Text >>
Welcome to the NeuroAnalyzer website

This is a home of NeuroAnalyzer.jl documentation and tutorials.

NeuroAnalyzer is a Julia toolbox for analyzing neurophysiological data. Currently it allows importing, editing, processing and analyzing EEG and NIRS data. Preliminary functionality is also available for ECoG and SEEG recordings. Future versions will also support MEG recordings and source localization techniques. Various methods for modelling non-invasive brain stimulation protocols (tDCS/tACS/tRNS/tPCS/TMS/TUS/INS) will also be implemented.

NeuroAnalyzer contains a set of separate (high-level) functions, it does not have a graphical user interface (although one could built it upon these). NeuroAnalyzer functions can be combined into an analysis pipeline, i.e. a Julia script containing all steps of your analysis. This, combined with processing power of Julia language and easiness of distributing calculations across computing cluster, will make NeuroAnalyzer particularly useful for processing large amounts of research data.

NeuroAnalyzer is a collaborative, non-commercial project, developed for researchers in psychiatry, neurology and neuroscience.

This software is licensed under The 2-Clause BSD License.

How to cite

DOIs for specific version numbers are provided by Zenodo. To cite the current stable version, use:

@software{adam_wysokinski_2023_7372648,
  author       = {Adam Wysokiński},
  title        = {NeuroAnalyzer},
  month        = jun,
  year         = 2023,
  publisher    = {Zenodo},
  version      = {0.23.8},
  doi          = {10.5281/zenodo.7372648},
  url          = {https://doi.org/10.5281/zenodo.7372648}
}

What you can do with NeuroAnalyzer

Currently NeuroAnalyzer is focused on resting-state analysis. Some ERP functions are already available, while other type of analyses will be developed in future versions. The goal is to make a powerful, expandable and flexible environment for processing neurophysiological data.

1. Load neurophysiological recordings:
   • EEG (EDF, EDF+, BDF, BDF+, GDF, Alice4, DigiTrack, BrainVision, CSV, EEGLAB)
   • NIRS (SNIRF, NIRS, NIRX)
   • electrode positions (CED, LOCS, ELC, TSV, SFP, CSD, GEO, MAT)
2. Edit:
   • edit channel data
   • edit location data
   • trim (remove part of the signal)
   • resample
   • delete channels/epochs
   • divide into epochs (fixed and by event markers)
   • auto-detect bad channels/epochs
   • interpolate channels (planar/linear regression)
3. Process:
   • reference (channel/common average/auricular/mastoid/planar Laplacian/custom)

Stored data entries:
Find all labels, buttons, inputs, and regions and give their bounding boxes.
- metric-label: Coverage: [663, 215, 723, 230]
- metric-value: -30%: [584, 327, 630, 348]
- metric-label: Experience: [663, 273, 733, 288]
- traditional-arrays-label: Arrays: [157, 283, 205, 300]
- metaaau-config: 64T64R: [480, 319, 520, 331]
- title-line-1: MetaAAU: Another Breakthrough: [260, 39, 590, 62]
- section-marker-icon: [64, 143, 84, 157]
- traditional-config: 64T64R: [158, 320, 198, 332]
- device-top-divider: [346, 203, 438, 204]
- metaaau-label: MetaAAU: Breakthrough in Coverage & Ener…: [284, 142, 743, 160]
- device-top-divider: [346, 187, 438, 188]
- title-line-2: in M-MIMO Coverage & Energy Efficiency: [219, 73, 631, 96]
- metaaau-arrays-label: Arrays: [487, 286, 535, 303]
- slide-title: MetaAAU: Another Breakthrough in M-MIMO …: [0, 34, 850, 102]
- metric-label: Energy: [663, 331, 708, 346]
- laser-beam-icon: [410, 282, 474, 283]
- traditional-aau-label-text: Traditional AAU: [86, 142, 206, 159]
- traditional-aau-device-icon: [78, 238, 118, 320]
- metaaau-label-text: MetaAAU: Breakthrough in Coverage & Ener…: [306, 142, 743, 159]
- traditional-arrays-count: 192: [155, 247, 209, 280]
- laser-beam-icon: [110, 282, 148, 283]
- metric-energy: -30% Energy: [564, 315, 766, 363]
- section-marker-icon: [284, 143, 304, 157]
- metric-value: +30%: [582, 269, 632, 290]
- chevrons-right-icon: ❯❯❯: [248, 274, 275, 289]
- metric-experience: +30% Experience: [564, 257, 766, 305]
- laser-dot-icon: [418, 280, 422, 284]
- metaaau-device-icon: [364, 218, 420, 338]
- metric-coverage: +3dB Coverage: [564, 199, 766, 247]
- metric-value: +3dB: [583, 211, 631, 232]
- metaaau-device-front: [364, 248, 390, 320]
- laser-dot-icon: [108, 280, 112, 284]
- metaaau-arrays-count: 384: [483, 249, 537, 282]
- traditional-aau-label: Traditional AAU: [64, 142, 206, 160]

Problems to work on >>
a) Under which license is the software distributed, according to the NeuroAnalyzer page?
b) Reproduce word for word everything in the NeuroAnalyzer page from "NeuroAnalyzer contains a" down to "2-Clause BSD License.".
The items are independent material and have no connection to the NeuroAnalyzer page.

Exercise answers >>
a) The 2-Clause BSD License.

b)
NeuroAnalyzer contains a set of separate (high-level) functions, it does not have a graphical user interface (although one could built it upon these). NeuroAnalyzer functions can be combined into an analysis pipeline, i.e. a Julia script containing all steps of your analysis. This, combined with processing power of Julia language and easiness of distributing calculations across computing cluster, will make NeuroAnalyzer particularly useful for processing large amounts of research data.

NeuroAnalyzer is a collaborative, non-commercial project, developed for researchers in psychiatry, neurology and neuroscience.

This software is licensed under The 2-Clause BSD License.